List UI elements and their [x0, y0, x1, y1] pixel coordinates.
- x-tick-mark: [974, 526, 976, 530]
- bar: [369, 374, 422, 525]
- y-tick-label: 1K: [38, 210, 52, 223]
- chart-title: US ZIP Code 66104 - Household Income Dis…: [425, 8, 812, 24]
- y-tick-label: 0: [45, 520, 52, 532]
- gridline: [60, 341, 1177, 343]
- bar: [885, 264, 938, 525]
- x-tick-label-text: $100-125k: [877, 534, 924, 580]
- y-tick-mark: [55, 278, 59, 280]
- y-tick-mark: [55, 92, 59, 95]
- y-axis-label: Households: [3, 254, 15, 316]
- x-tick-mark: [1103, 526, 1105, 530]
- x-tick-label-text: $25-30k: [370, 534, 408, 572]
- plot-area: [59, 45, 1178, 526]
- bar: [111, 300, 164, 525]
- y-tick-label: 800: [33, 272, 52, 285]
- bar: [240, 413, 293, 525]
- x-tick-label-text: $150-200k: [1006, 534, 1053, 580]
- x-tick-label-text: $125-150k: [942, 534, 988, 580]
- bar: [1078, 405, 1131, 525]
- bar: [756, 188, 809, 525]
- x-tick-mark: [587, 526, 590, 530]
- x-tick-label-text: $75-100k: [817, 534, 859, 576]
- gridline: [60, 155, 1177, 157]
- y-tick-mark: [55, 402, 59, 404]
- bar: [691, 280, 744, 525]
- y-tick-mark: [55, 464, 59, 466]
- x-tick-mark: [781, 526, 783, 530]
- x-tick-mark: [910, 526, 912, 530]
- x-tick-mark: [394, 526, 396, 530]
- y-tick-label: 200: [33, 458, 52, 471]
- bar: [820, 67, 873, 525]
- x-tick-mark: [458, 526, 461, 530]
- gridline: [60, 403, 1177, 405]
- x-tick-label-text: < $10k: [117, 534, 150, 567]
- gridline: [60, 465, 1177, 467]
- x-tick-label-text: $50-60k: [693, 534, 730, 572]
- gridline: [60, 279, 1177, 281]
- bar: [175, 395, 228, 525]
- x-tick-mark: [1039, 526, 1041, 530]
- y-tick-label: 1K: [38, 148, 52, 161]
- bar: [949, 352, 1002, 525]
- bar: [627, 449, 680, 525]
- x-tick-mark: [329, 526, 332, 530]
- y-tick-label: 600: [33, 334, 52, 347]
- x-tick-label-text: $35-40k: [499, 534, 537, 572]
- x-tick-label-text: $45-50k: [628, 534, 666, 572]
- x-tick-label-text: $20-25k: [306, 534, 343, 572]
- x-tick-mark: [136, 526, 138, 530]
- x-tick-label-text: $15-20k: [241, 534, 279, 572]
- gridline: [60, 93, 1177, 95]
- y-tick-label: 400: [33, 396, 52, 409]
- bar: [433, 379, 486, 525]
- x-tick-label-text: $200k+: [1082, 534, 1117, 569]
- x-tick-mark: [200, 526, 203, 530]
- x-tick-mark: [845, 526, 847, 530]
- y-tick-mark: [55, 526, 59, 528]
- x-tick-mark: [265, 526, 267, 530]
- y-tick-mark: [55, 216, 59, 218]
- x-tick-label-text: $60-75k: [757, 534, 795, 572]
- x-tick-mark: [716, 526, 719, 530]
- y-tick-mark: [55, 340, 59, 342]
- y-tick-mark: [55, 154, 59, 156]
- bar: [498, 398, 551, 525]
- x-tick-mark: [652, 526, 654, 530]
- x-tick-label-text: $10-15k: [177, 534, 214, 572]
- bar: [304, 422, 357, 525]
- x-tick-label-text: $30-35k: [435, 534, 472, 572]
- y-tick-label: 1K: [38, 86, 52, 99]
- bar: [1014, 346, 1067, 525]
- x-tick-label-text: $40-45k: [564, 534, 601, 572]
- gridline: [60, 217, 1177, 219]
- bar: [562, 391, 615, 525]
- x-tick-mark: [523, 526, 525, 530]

* [AIM OF THE TASK]: Write out the records unchanged, from their first line through the line that contains "- gridline: [60, 465, 1177, 467]".

* [FINISHED ANSWER]:
List UI elements and their [x0, y0, x1, y1] pixel coordinates.
- x-tick-mark: [974, 526, 976, 530]
- bar: [369, 374, 422, 525]
- y-tick-label: 1K: [38, 210, 52, 223]
- chart-title: US ZIP Code 66104 - Household Income Dis…: [425, 8, 812, 24]
- y-tick-label: 0: [45, 520, 52, 532]
- gridline: [60, 341, 1177, 343]
- bar: [885, 264, 938, 525]
- x-tick-label-text: $100-125k: [877, 534, 924, 580]
- y-tick-mark: [55, 278, 59, 280]
- y-tick-mark: [55, 92, 59, 95]
- y-axis-label: Households: [3, 254, 15, 316]
- x-tick-mark: [1103, 526, 1105, 530]
- x-tick-label-text: $25-30k: [370, 534, 408, 572]
- plot-area: [59, 45, 1178, 526]
- bar: [111, 300, 164, 525]
- y-tick-label: 800: [33, 272, 52, 285]
- bar: [240, 413, 293, 525]
- x-tick-label-text: $150-200k: [1006, 534, 1053, 580]
- x-tick-label-text: $125-150k: [942, 534, 988, 580]
- bar: [1078, 405, 1131, 525]
- bar: [756, 188, 809, 525]
- x-tick-mark: [587, 526, 590, 530]
- x-tick-label-text: $75-100k: [817, 534, 859, 576]
- gridline: [60, 155, 1177, 157]
- y-tick-mark: [55, 402, 59, 404]
- bar: [691, 280, 744, 525]
- y-tick-mark: [55, 464, 59, 466]
- x-tick-mark: [781, 526, 783, 530]
- x-tick-mark: [910, 526, 912, 530]
- x-tick-mark: [394, 526, 396, 530]
- y-tick-label: 200: [33, 458, 52, 471]
- bar: [820, 67, 873, 525]
- x-tick-mark: [458, 526, 461, 530]
- gridline: [60, 403, 1177, 405]
- x-tick-label-text: < $10k: [117, 534, 150, 567]
- gridline: [60, 465, 1177, 467]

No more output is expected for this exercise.